PROMPT
All of the entries need to be written out again, exactly as they are.

..........

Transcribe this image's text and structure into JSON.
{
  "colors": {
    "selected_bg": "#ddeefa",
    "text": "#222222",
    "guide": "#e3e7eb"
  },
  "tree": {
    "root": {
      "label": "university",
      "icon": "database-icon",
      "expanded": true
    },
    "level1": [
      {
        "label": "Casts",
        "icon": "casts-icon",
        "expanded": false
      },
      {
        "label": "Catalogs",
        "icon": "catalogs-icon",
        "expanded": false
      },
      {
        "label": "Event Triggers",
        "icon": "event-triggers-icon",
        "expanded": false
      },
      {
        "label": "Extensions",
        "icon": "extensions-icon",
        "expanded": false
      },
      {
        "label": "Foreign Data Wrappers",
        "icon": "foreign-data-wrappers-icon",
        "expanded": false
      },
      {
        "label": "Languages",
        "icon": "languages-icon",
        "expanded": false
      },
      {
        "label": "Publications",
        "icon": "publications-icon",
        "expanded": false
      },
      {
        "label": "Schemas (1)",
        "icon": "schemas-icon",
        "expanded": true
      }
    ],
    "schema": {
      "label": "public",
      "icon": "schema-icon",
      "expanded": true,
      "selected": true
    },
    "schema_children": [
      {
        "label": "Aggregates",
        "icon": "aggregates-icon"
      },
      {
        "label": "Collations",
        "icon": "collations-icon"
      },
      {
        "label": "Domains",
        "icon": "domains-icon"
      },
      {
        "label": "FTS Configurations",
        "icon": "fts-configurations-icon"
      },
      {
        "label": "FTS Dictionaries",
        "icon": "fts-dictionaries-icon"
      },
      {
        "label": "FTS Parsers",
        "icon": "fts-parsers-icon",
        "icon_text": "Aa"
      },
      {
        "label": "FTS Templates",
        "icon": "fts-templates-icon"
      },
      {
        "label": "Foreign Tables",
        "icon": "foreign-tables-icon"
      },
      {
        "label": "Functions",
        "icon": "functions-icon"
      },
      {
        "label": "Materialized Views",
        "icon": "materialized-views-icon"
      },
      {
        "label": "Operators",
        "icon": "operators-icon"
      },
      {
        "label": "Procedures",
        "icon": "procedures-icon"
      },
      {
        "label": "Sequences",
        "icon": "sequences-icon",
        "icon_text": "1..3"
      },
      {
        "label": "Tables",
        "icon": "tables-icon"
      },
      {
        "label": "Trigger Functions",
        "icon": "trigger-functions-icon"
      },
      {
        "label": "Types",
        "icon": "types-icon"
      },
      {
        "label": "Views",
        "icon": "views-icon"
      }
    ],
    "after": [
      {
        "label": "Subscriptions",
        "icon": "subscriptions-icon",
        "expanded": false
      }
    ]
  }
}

..........

ANSWER FOR THE TASK
Transcribe this image's text and structure into JSON.
{
  "colors": {
    "selected_bg": "#ddeefa",
    "text": "#222222",
    "guide": "#e3e7eb"
  },
  "tree": {
    "root": {
      "label": "university",
      "icon": "database-icon",
      "expanded": true
    },
    "level1": [
      {
        "label": "Casts",
        "icon": "casts-icon",
        "expanded": false
      },
      {
        "label": "Catalogs",
        "icon": "catalogs-icon",
        "expanded": false
      },
      {
        "label": "Event Triggers",
        "icon": "event-triggers-icon",
        "expanded": false
      },
      {
        "label": "Extensions",
        "icon": "extensions-icon",
        "expanded": false
      },
      {
        "label": "Foreign Data Wrappers",
        "icon": "foreign-data-wrappers-icon",
        "expanded": false
      },
      {
        "label": "Languages",
        "icon": "languages-icon",
        "expanded": false
      },
      {
        "label": "Publications",
        "icon": "publications-icon",
        "expanded": false
      },
      {
        "label": "Schemas (1)",
        "icon": "schemas-icon",
        "expanded": true
      }
    ],
    "schema": {
      "label": "public",
      "icon": "schema-icon",
      "expanded": true,
      "selected": true
    },
    "schema_children": [
      {
        "label": "Aggregates",
        "icon": "aggregates-icon"
      },
      {
        "label": "Collations",
        "icon": "collations-icon"
      },
      {
        "label": "Domains",
        "icon": "domains-icon"
      },
      {
        "label": "FTS Configurations",
        "icon": "fts-configurations-icon"
      },
      {
        "label": "FTS Dictionaries",
        "icon": "fts-dictionaries-icon"
      },
      {
        "label": "FTS Parsers",
        "icon": "fts-parsers-icon",
        "icon_text": "Aa"
      },
      {
        "label": "FTS Templates",
        "icon": "fts-templates-icon"
      },
      {
        "label": "Foreign Tables",
        "icon": "foreign-tables-icon"
      },
      {
        "label": "Functions",
        "icon": "functions-icon"
      },
      {
        "label": "Materialized Views",
        "icon": "materialized-views-icon"
      },
      {
        "label": "Operators",
        "icon": "operators-icon"
      },
      {
        "label": "Procedures",
        "icon": "procedures-icon"
      },
      {
        "label": "Sequences",
        "icon": "sequences-icon",
        "icon_text": "1..3"
      },
      {
        "label": "Tables",
        "icon": "tables-icon"
      },
      {
        "label": "Trigger Functions",
        "icon": "trigger-functions-icon"
      },
      {
        "label": "Types",
        "icon": "types-icon"
      },
      {
        "label": "Views",
        "icon": "views-icon"
      }
    ],
    "after": [
      {
        "label": "Subscriptions",
        "icon": "subscriptions-icon",
        "expanded": false
      }
    ]
  }
}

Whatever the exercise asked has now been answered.